◆ **Task input**:
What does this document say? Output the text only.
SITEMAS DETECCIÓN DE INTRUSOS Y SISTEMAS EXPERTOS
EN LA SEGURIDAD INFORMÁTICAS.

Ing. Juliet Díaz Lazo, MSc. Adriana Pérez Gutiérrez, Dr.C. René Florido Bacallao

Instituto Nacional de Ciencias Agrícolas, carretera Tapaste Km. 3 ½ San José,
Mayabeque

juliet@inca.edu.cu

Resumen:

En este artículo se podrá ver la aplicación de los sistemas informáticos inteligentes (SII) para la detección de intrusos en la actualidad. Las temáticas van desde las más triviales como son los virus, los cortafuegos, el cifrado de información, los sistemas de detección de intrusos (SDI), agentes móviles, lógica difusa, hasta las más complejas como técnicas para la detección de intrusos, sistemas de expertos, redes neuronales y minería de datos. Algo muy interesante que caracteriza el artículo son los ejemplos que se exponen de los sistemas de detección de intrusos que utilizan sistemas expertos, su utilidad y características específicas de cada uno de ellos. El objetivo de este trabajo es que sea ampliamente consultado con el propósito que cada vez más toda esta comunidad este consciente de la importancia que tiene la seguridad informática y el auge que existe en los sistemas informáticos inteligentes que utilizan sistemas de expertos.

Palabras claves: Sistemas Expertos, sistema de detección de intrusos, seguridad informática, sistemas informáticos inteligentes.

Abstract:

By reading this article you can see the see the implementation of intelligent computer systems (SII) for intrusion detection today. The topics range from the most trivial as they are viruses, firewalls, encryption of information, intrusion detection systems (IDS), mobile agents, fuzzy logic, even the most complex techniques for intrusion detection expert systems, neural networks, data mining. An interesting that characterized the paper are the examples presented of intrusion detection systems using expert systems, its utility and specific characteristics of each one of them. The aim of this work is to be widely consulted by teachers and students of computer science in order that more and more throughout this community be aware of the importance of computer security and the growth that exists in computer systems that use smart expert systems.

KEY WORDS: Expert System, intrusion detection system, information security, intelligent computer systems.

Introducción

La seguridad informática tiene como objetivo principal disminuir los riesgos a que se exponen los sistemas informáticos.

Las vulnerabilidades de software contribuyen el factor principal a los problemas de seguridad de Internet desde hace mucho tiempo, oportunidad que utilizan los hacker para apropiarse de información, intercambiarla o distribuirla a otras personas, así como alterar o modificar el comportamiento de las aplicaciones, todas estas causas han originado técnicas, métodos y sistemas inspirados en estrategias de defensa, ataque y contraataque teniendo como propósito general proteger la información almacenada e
...
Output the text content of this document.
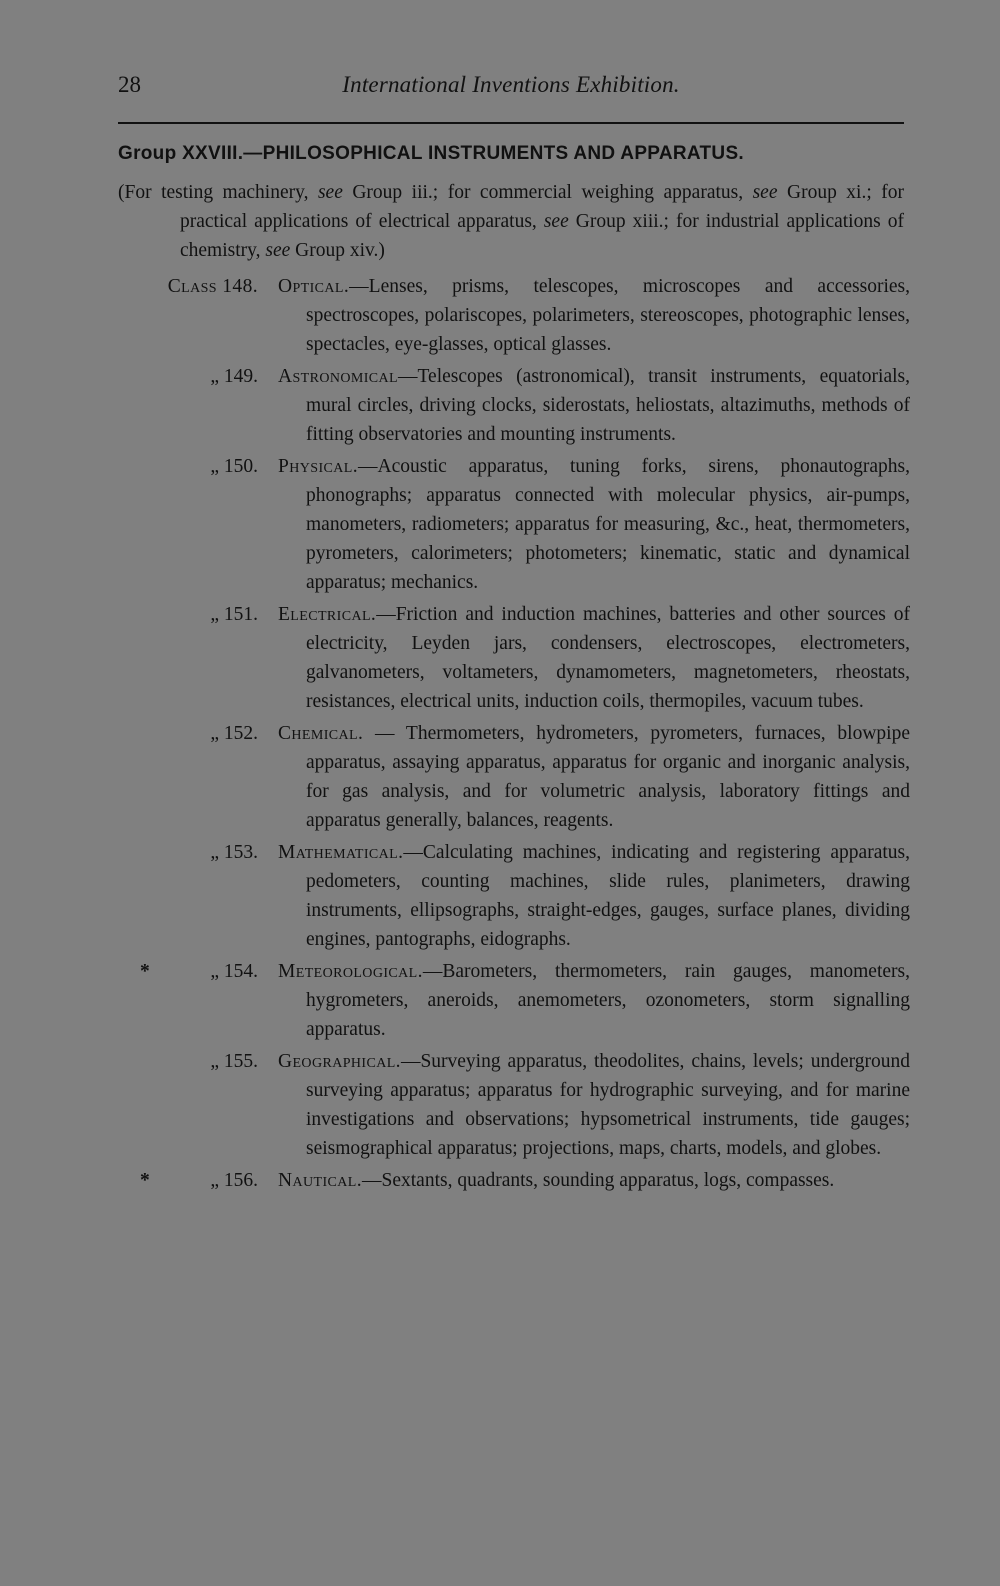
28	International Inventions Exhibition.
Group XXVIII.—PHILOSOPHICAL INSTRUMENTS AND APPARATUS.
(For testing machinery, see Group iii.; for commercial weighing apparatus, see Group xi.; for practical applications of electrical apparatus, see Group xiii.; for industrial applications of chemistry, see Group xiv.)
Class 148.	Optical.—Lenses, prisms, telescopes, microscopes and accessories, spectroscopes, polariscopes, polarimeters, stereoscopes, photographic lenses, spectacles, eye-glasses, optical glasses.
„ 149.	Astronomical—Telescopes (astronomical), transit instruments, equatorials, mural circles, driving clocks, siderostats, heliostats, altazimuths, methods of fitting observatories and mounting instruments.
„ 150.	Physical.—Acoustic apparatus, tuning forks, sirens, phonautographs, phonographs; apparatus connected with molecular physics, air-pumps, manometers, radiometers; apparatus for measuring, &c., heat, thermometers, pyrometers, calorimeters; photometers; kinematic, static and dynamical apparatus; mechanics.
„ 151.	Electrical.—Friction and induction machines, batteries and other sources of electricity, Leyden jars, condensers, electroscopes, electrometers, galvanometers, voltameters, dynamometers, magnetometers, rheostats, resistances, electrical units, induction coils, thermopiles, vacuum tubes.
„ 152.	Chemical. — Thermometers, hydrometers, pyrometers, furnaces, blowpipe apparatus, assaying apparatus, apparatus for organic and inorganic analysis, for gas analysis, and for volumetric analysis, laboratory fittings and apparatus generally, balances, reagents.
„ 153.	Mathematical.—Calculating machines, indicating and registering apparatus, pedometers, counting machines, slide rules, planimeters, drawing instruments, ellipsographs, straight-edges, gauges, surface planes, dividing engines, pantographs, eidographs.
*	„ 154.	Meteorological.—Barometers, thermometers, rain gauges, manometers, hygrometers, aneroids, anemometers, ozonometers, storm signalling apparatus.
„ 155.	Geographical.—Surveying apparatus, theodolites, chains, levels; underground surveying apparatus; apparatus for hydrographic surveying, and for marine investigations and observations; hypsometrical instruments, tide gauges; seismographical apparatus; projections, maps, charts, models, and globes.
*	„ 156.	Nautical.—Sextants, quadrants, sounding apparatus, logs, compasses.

◆ **Exercise directions**: The answer must be every line of the data that contains the word "Group".

◆ **Task response**:
Group XXVIII.—PHILOSOPHICAL INSTRUMENTS AND APPARATUS.
(For testing machinery, see Group iii.; for commercial weighing apparatus, see Group xi.; for practical applications of electrical apparatus, see Group xiii.; for industrial applications of chemistry, see Group xiv.)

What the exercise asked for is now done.